Compiti —
**1.** Nel ricordo di don Aldo Rabino, per quanti anni è stato padre spirituale delle squadre granata?
**2.** Stampa il tratto del ricordo di don Aldo Rabino che va da "All’ età di" fino a "i fratelli granata.".
**3.** Prosegui il ricordo di don Aldo Rabino dopo l'ultima frase riportata.

Testo di partenza —
========

Riceviamo e pubblichiamo il ricordo di don Aldo Rabino di Beppe Gandolfo, che con il cappellano granata ha di recente scritto due libri: “Il mio Toro, la mia missione” e “Il Toro che vorrei”

 

Ciao don,

 

sento già il tuo rimbotto benevolo “non piangete per me ma pregate e continuate le mie opere”..Eppure le lacrime continuano a scendere e non riesco a fermarle. Te ne sei andato troppo presto, 76 anni sono davvero pochi. Ma alla fine hai avuto due regali: hai chiuso gli occhi nella tua Maen, l’ Oasi che avevi creato dal nulla in Valtournanche per i ragazzi. E così te ne sei andato attorniato dai tuoi giovani.

La tua è stata una vita spesa per i giovani: dai malati di lebbra del Mato Grosso agli adolescenti dell’oratorio di Borgo San Paolo, dai ragazzi del Laura Vicuna di Rivalta e Orbassano ai tuoi prediletti, quelli granata, quelli del Toro.

All’ età di 10 anni eri orfano, in colonia a Loano, e quel 4 maggio del 1949 fosti l’ultimo a veder passare l’aereo del Grande Torino, prima dello schianto di Superga. Quasi una premonizione. Il Toro sarebbe stata tutta la tua vita. Più di 40 anni di padre spirituale per tutte le squadre granata. Anche in questo noi del Toro siamo diversi: l’ unica società professionistica ad avere un padre spirituale. Un punto di riferimento per chi cresce con quella maglia addosso, per chi arriva in Prima Squadra, per i presidenti, per gli allenatori, per i dirigenti e per le migliaia di Toro Club sparsi in tutta Italia. Quanti chilometri abbiamo fatto insieme negli ultimi tre anni per una serata, una cena, una bevuta, un rincuorarsi a vicenda con i fratelli granata.

Al Toro siamo stati capaci di contestare tutto e tutti. Abbiamo saputo criticare i nostri beniamini in campo, in panchina, alla dirigenza. Ma non ho mai sentito levarsi un appunto nei tuoi confronti . Mai! Perché tu eri del Toro. Punto e basta. La maglia granata veniva prima di tutto e tutti. Non ti sei mai asservito a questa o quella cordata. Sempre e solo Toro.

========

Dati —
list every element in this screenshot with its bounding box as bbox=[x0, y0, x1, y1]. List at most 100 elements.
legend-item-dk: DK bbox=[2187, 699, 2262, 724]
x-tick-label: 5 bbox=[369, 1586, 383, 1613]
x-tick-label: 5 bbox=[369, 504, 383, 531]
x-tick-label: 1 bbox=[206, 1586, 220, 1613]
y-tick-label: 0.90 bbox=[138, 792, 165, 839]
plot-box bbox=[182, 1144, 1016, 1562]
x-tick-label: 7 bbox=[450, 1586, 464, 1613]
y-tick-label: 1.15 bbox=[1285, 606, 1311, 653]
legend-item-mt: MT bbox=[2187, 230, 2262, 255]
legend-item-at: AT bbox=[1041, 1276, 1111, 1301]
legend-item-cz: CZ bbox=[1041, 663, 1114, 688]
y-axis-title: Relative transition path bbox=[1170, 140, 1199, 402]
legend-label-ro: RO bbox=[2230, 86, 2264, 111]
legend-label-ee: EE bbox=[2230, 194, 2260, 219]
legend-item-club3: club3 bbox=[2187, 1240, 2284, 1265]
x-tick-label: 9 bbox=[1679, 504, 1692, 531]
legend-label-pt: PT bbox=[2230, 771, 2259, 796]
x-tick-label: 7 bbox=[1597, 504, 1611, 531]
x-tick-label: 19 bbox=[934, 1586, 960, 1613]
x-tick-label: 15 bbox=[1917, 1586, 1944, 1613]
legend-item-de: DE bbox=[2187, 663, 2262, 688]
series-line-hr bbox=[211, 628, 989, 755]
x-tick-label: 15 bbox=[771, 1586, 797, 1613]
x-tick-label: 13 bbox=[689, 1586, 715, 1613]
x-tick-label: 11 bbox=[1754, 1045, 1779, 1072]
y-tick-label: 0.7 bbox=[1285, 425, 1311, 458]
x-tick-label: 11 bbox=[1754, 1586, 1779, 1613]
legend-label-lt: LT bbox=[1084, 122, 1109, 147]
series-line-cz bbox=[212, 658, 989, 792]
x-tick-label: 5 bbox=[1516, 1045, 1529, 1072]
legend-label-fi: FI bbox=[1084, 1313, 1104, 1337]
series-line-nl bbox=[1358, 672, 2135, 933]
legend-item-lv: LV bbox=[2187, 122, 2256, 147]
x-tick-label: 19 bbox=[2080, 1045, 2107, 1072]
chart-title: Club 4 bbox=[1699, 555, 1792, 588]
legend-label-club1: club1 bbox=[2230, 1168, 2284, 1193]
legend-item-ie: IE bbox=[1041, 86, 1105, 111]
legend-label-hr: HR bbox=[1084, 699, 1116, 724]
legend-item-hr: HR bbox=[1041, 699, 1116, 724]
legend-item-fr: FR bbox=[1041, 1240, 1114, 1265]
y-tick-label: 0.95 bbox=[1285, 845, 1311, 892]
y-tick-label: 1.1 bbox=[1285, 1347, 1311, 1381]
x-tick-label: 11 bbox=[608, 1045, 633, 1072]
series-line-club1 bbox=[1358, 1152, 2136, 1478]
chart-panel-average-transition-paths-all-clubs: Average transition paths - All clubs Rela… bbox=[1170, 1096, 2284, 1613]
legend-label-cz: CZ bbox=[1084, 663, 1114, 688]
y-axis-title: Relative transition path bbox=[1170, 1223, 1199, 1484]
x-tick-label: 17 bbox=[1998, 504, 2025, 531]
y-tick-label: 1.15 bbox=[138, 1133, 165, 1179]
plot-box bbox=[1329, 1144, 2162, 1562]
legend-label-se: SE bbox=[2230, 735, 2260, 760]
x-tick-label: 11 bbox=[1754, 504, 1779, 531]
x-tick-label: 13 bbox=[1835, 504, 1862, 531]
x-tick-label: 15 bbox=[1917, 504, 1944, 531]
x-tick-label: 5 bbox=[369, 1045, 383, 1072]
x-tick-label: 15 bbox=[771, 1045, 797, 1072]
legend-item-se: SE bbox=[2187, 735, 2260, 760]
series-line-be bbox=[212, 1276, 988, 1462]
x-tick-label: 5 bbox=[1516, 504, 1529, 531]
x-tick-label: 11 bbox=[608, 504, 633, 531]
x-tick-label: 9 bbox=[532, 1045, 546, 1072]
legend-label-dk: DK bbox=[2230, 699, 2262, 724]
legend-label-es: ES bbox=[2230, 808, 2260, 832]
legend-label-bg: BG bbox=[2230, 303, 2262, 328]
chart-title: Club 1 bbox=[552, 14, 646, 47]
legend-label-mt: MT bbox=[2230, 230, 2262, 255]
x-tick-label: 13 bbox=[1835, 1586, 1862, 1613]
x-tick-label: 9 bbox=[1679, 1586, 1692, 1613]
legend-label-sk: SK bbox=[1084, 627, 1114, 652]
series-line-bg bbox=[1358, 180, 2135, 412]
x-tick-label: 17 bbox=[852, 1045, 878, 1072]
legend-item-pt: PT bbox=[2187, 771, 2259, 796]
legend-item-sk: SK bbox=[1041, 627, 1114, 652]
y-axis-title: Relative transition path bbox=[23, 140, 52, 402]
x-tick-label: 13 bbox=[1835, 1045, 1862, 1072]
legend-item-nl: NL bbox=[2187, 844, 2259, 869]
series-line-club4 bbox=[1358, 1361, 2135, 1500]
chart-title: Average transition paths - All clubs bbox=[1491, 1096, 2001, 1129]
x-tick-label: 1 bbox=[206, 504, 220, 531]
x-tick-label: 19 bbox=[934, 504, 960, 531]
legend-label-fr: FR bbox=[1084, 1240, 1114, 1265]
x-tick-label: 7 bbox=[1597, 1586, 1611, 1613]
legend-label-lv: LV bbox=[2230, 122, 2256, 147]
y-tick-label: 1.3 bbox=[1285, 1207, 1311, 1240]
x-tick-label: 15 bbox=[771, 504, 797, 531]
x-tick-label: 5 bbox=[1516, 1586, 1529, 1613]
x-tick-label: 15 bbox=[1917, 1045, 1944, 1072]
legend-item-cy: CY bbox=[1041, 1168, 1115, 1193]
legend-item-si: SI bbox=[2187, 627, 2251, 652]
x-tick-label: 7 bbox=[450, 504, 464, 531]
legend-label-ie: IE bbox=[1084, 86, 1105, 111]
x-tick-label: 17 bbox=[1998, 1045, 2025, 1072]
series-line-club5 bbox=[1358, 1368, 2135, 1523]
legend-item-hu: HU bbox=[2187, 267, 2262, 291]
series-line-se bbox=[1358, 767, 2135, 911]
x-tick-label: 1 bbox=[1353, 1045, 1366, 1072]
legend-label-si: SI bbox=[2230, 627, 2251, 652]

========

Risposte —
**1.** Per più di 40 anni.

**2.**
All’ età di 10 anni eri orfano, in colonia a Loano, e quel 4 maggio del 1949 fosti l’ultimo a veder passare l’aereo del Grande Torino, prima dello schianto di Superga. Quasi una premonizione. Il Toro sarebbe stata tutta la tua vita. Più di 40 anni di padre spirituale per tutte le squadre granata. Anche in questo noi del Toro siamo diversi: l’ unica società professionistica ad avere un padre spirituale. Un punto di riferimento per chi cresce con quella maglia addosso, per chi arriva in Prima Squadra, per i presidenti, per gli allenatori, per i dirigenti e per le migliaia di Toro Club sparsi in tutta Italia. Quanti chilometri abbiamo fatto insieme negli ultimi tre anni per una serata, una cena, una bevuta, un rincuorarsi a vicenda con i fratelli granata.

**3.**
E hai speso fino all’ultima goccia della tua vita per il Toro. Negli ultimi tempi i medici ti avevano raccomandato un po’ di riposo. Quel salire e scendere in macchina quasi ogni giorno dai 1300 metri di Maen fino a Torino pesavano sulla tua pressione. Ma c’era sempre un funerale, un rosario, un incontro con la Squadra Primavera, un ritrovo di un Toro Club a cui non potevi mancare. “Come faccio a dire di no…” mi dicevi. E’ stata questa la tua vita. Spendersi per gli altri fino all’ultimo minuto.

Il tuo Toro era quello che sul campo dava anche l’anima, si spremeva fino all’ultima goccia di sudore, che buttava il cuore oltre l’ostacolo. Perché tu eri così. “Non mi servono soldi – ripetevi sempre – datemi uomini che vivano con passione e buone idee e qualcosa realizzeremo”.

Avevi ancora tanti sogni nel cassetto. Stavamo già lavorando a un altro libro. A 40 anni dallo scudetto del 76 volevi che raccontassimo il Toro della gente. E la gente del Toro ha bisogno della sua casa, il Filadelfia. A nome di tanti tifosi del Toro ti prometto che il Filadelfia risorgerà. Perché non si sogna mai abbastanza e solo alla fine della vita si coglie il frutto delle opere buone.

 

Ciao don,

per finire voglio ricordare le tue parole.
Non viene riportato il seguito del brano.